▶ **GIVEN INSTRUCTION**
Go through the listing and pick out each line with the word "color" in it.
* begin RECORDS TO USE *
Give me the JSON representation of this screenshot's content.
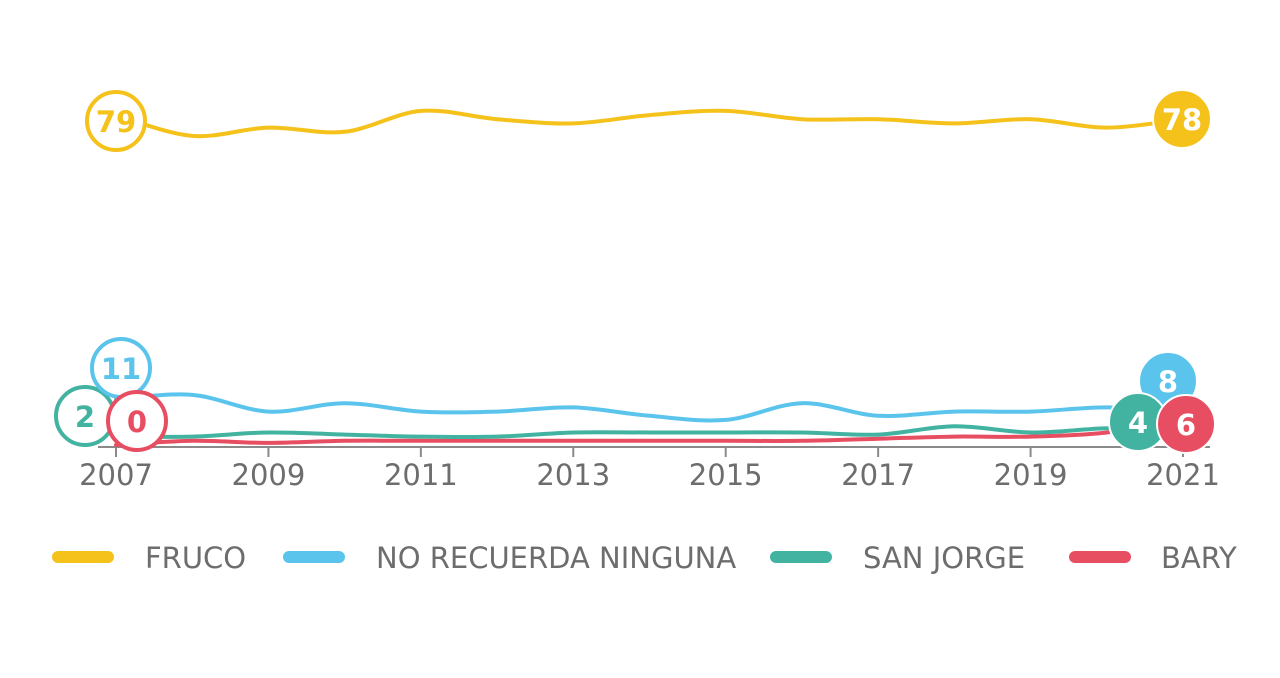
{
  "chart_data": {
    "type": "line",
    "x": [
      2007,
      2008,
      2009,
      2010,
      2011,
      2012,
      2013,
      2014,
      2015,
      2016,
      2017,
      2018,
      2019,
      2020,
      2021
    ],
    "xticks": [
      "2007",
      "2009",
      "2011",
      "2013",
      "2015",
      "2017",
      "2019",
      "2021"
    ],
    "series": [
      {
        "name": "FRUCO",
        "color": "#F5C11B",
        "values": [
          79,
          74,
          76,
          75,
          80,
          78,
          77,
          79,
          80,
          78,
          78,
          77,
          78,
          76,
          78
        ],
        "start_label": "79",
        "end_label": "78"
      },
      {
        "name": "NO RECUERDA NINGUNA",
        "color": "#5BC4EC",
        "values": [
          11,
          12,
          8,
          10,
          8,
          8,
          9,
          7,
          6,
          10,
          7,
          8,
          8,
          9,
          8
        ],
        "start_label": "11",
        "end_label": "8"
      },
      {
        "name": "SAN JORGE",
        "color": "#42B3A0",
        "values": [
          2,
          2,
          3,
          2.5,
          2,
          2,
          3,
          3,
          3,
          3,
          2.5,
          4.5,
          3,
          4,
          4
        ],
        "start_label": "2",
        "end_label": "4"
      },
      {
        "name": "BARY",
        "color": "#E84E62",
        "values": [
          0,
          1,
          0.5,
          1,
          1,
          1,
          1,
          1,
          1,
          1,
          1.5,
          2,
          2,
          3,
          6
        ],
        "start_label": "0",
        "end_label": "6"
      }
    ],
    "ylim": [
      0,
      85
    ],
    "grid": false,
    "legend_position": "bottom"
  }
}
* end RECORDS TO USE *
▶ **FINAL RESULT**
        "color": "#F5C11B",
        "color": "#5BC4EC",
        "color": "#42B3A0",
        "color": "#E84E62",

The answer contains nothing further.